RECORDS:
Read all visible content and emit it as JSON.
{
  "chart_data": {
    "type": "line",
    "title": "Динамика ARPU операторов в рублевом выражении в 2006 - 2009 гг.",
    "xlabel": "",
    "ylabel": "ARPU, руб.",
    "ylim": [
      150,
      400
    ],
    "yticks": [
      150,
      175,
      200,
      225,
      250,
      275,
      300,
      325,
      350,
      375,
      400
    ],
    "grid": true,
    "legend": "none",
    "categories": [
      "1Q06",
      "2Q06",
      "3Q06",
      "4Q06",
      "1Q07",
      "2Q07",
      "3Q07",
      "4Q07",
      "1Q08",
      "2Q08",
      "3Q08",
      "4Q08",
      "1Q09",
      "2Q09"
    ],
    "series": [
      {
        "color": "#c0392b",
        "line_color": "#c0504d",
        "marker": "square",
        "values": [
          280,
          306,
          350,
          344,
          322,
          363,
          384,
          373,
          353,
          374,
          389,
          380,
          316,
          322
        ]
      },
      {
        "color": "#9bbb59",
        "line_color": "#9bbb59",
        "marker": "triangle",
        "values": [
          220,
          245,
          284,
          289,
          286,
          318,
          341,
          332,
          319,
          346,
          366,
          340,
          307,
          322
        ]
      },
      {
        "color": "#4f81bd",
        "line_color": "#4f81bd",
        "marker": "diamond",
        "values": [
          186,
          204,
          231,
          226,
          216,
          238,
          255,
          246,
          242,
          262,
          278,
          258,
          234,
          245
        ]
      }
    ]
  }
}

WRITTEN INSTRUCTION: From the records above, extract each line exactly as shown.

OUTPUT BELOW:
Read all visible content and emit it as JSON.
{
  "chart_data": {
    "type": "line",
    "title": "Динамика ARPU операторов в рублевом выражении в 2006 - 2009 гг.",
    "xlabel": "",
    "ylabel": "ARPU, руб.",
    "ylim": [
      150,
      400
    ],
    "yticks": [
      150,
      175,
      200,
      225,
      250,
      275,
      300,
      325,
      350,
      375,
      400
    ],
    "grid": true,
    "legend": "none",
    "categories": [
      "1Q06",
      "2Q06",
      "3Q06",
      "4Q06",
      "1Q07",
      "2Q07",
      "3Q07",
      "4Q07",
      "1Q08",
      "2Q08",
      "3Q08",
      "4Q08",
      "1Q09",
      "2Q09"
    ],
    "series": [
      {
        "color": "#c0392b",
        "line_color": "#c0504d",
        "marker": "square",
        "values": [
          280,
          306,
          350,
          344,
          322,
          363,
          384,
          373,
          353,
          374,
          389,
          380,
          316,
          322
        ]
      },
      {
        "color": "#9bbb59",
        "line_color": "#9bbb59",
        "marker": "triangle",
        "values": [
          220,
          245,
          284,
          289,
          286,
          318,
          341,
          332,
          319,
          346,
          366,
          340,
          307,
          322
        ]
      },
      {
        "color": "#4f81bd",
        "line_color": "#4f81bd",
        "marker": "diamond",
        "values": [
          186,
          204,
          231,
          226,
          216,
          238,
          255,
          246,
          242,
          262,
          278,
          258,
          234,
          245
        ]
      }
    ]
  }
}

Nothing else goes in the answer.